A Choice Collection of Latin American Art Comes Home

Casa Daros, Rio de Janeiro, Brazil
Cantos Cuentos Colombianos – “Colombian Songs and Tales”
Para (saber) escutar – “To (know how to) listen”
23 March–8 September 2013

by CAROLINE MENEZES

The team of architects, curators and artists engaged to open the newly renovated 12,000-sq metre Casa Daros in Rio de Janeiro, Brazil, in March found little time to rest in the enticing shade of its majestic palm trees.

With its inauguration, Casa Daros became one of the largest spaces in South America dedicated to exhibiting Latin American art. Originally built in 1866, the neoclassical mansion has undergone a major restoration since it was acquired in 2006. During this time educational and cultural programmes have been developed with the aim of making Casa Daros the centre of Latin America’s art community.

Approximately £27m – including the £6m purchase price – has been spent on the building. It had been used as an orphanage during the 19th century and its structure had deteriorated significantly. Its painstaking restoration was guided by national and international conservation principles. All the investment has come from a private collection, Daros Latinamerica, which is based in Switzerland and includes more than 1,000 artworks produced since the 1960s by 117 artists who were born or have lived in Mexico, or Central or South America. The Casa Daros will showcase temporary exhibitions featuring the collection. Daros Latinamerica’s Swiss artistic director and curator, Hans-Michael Herzog, explained that the word “casa”, meaning house in Portuguese and Spanish, was used to convey the idea of a meeting place. “Although we are ruled by museum standards, we would rather call the space Casa [Daros] instead of Museum Daros. We want to imply the sense of something welcoming and cosy.”

## Given material
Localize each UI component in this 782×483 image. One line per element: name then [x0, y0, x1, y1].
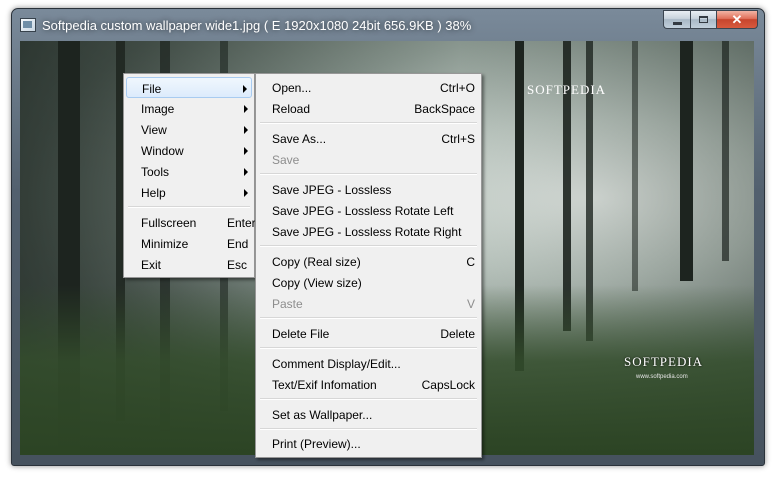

## Exercise requirements
#1 For the Casa Daros text, decide whether each statement agrees with it: (a) the mansion was first built in 1866; (b) part of the money spent on the building came from a public source; (c) the Daros Latinamerica collection holds works by 117 artists. Answer yes or no for each and quote the deciding words.
#2 Reproduce the section of the Casa Daros text that opens with the words containing "Casa Daros, Rio" and closes with "America’s art community.".

## Outputs for the tasks
#1
(a) Yes: "Originally built in 1866"
(b) No: "All the investment has come from a private collection, Daros Latinamerica"
(c) Yes: "includes more than 1,000 artworks produced since the 1960s by 117 artists"

#2
Casa Daros, Rio de Janeiro, Brazil
Cantos Cuentos Colombianos – “Colombian Songs and Tales”
Para (saber) escutar – “To (know how to) listen”
23 March–8 September 2013

by CAROLINE MENEZES

The team of architects, curators and artists engaged to open the newly renovated 12,000-sq metre Casa Daros in Rio de Janeiro, Brazil, in March found little time to rest in the enticing shade of its majestic palm trees.

With its inauguration, Casa Daros became one of the largest spaces in South America dedicated to exhibiting Latin American art. Originally built in 1866, the neoclassical mansion has undergone a major restoration since it was acquired in 2006. During this time educational and cultural programmes have been developed with the aim of making Casa Daros the centre of Latin America’s art community.